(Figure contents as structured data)

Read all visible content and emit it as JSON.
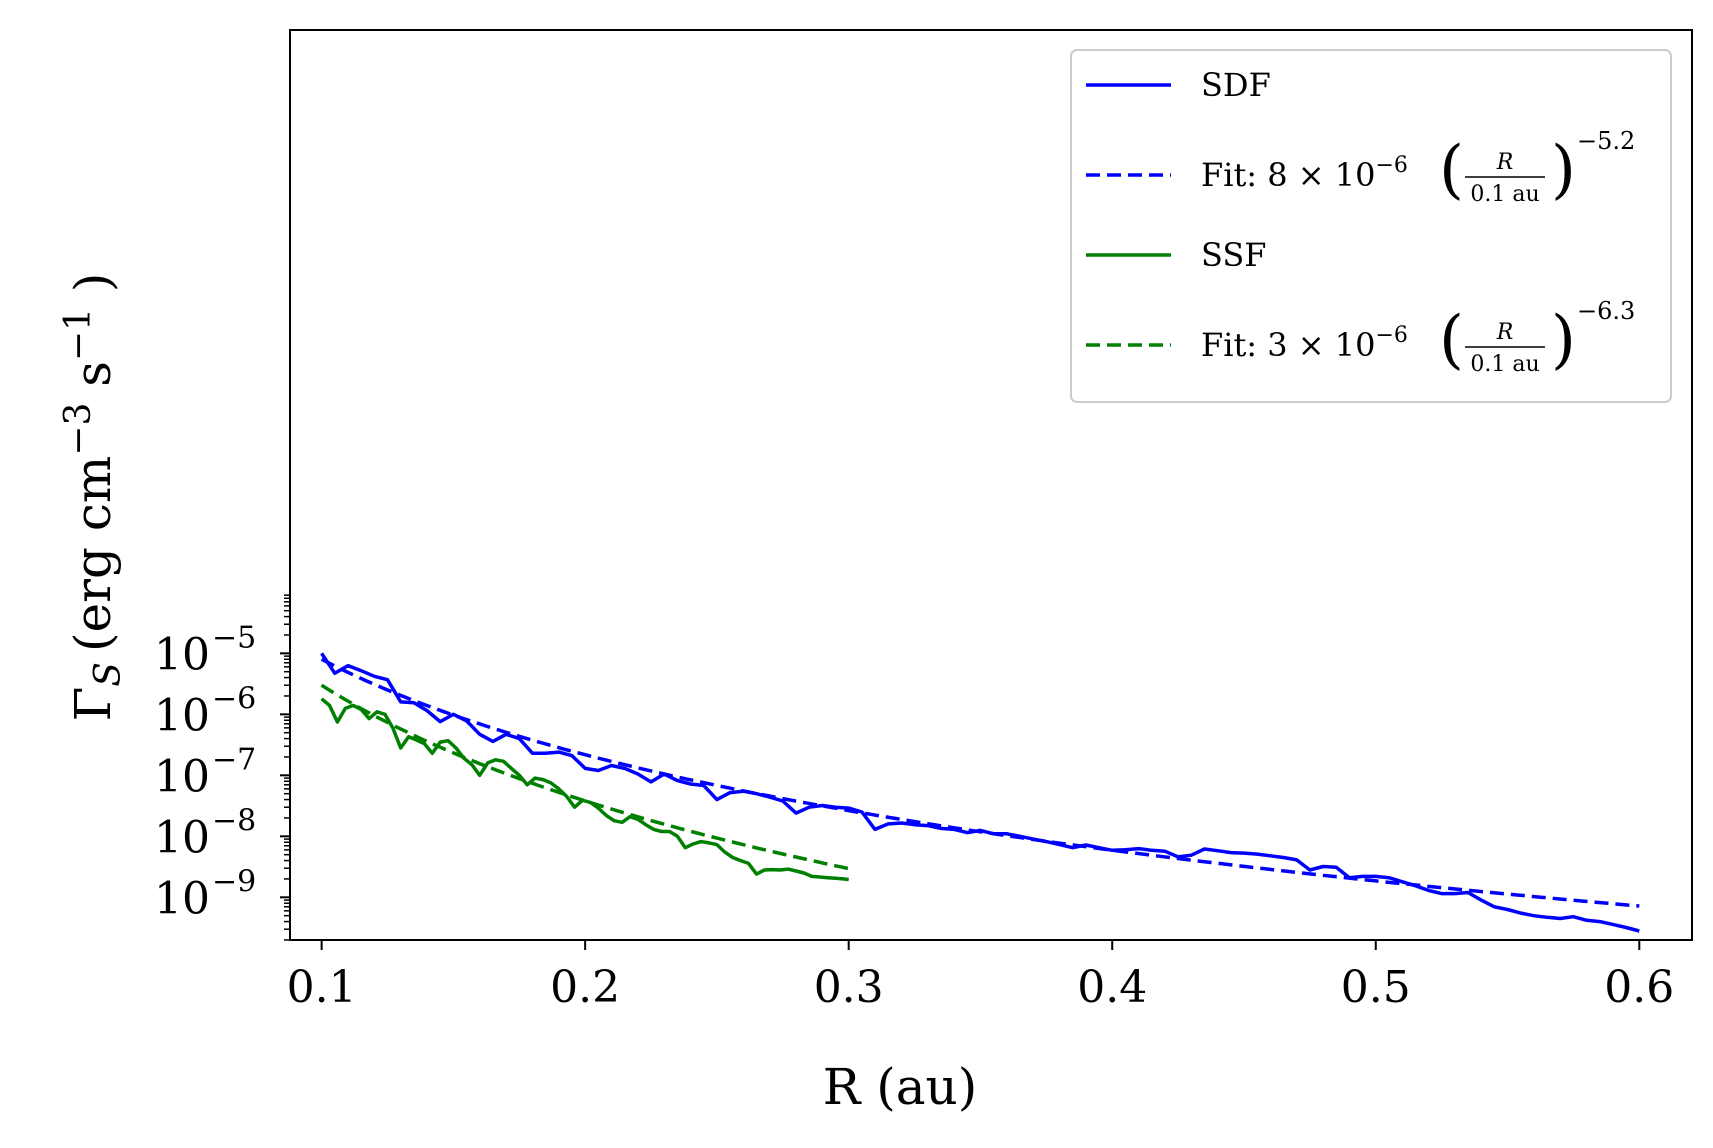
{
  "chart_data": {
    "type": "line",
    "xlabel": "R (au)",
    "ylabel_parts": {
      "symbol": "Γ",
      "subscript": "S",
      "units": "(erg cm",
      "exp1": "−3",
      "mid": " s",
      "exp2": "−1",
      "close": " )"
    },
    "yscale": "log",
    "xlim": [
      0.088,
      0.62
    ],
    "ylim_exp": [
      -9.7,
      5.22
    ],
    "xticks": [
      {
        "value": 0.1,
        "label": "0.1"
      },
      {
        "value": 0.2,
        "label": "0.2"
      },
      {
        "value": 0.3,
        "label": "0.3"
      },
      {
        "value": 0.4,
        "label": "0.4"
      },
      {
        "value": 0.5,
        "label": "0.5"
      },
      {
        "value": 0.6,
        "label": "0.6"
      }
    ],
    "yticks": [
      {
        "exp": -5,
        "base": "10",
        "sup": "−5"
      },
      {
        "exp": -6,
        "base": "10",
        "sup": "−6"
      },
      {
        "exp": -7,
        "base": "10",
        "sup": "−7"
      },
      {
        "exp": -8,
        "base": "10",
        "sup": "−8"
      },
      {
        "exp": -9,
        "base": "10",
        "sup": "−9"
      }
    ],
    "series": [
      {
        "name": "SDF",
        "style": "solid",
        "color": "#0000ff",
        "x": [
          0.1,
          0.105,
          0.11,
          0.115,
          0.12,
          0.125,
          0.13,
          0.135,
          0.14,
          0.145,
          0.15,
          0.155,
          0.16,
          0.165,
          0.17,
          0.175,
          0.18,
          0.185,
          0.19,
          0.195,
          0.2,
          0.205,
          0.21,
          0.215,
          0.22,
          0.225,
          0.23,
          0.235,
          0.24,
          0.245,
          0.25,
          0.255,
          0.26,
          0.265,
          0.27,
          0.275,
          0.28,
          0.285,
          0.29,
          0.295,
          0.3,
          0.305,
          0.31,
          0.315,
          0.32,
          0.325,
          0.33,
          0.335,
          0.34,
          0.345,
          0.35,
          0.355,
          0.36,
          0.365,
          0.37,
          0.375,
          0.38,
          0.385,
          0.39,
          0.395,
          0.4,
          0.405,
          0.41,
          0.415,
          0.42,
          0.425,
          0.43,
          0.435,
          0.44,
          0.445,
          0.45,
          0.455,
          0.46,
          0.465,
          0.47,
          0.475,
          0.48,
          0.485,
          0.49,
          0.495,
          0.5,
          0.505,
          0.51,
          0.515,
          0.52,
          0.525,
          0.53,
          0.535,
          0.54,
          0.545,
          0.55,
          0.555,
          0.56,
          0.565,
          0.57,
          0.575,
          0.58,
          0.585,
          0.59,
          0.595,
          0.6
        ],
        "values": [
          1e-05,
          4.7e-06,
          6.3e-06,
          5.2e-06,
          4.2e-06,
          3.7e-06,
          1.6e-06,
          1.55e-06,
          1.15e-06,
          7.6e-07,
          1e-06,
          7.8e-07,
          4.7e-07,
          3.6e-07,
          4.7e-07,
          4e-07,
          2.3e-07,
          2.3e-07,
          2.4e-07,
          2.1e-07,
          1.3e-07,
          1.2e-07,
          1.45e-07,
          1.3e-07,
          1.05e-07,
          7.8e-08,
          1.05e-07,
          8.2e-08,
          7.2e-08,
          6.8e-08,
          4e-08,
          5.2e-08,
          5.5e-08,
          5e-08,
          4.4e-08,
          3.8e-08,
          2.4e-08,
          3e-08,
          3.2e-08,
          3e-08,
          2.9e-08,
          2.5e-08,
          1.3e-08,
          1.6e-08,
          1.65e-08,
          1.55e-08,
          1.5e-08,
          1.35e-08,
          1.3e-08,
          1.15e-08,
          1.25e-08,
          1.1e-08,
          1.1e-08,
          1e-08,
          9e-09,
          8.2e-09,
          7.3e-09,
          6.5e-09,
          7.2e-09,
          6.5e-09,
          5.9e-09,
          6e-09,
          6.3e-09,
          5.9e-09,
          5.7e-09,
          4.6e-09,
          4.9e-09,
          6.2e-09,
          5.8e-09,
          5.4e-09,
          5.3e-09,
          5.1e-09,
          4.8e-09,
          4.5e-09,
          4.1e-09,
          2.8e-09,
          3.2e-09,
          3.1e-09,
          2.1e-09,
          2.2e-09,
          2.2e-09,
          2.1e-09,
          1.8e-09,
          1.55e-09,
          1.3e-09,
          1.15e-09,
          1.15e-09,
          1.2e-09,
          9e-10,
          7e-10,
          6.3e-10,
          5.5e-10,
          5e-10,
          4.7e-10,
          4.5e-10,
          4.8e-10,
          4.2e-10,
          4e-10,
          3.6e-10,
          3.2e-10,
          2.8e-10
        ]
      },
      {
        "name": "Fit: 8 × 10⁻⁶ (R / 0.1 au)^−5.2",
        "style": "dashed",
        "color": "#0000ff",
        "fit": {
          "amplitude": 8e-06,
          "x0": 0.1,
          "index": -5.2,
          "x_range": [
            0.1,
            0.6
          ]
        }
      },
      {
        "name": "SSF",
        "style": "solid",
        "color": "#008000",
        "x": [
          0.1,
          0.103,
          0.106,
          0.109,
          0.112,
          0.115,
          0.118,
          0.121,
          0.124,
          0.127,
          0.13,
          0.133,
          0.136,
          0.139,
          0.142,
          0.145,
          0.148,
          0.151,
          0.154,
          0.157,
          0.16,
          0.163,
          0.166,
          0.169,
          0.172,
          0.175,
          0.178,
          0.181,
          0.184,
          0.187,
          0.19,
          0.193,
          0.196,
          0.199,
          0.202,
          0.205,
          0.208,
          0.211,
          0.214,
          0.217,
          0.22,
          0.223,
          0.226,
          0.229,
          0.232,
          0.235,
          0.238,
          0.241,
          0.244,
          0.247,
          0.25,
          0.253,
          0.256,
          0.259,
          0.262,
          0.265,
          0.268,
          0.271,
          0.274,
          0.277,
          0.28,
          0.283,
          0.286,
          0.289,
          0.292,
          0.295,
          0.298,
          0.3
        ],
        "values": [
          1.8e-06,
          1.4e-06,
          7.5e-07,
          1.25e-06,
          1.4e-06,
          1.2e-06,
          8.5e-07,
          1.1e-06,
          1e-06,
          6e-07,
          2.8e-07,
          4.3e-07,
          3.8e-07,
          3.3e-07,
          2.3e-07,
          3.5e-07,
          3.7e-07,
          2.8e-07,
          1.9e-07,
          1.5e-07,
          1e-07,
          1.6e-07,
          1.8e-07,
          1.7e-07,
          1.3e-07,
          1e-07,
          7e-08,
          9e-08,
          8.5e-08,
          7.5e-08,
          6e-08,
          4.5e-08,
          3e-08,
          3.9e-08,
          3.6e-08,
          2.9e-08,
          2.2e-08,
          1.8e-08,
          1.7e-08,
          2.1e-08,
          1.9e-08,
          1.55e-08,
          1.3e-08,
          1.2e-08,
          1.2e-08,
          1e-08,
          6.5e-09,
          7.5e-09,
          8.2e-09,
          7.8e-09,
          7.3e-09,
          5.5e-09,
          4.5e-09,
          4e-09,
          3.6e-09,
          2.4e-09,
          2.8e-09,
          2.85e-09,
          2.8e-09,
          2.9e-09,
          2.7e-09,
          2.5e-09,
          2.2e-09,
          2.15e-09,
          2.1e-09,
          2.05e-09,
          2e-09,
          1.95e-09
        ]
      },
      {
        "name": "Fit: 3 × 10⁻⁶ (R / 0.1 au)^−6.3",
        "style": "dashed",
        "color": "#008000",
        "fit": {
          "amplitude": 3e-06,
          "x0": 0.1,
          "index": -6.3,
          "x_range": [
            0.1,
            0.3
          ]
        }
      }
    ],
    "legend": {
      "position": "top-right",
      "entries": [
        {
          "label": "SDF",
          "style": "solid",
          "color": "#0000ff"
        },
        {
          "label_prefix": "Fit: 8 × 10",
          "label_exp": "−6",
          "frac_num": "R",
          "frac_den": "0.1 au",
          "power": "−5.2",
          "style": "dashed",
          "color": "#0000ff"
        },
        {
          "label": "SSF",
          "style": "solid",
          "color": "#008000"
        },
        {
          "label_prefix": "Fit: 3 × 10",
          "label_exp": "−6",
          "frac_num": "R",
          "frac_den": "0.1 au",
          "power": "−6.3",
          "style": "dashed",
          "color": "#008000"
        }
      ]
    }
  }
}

→ What to work on:
Identify each line in the records above that contains the word "name", and copy it out in full.

→ Correct output:
        "name": "SDF",
        "name": "Fit: 8 × 10⁻⁶ (R / 0.1 au)^−5.2",
        "name": "SSF",
        "name": "Fit: 3 × 10⁻⁶ (R / 0.1 au)^−6.3",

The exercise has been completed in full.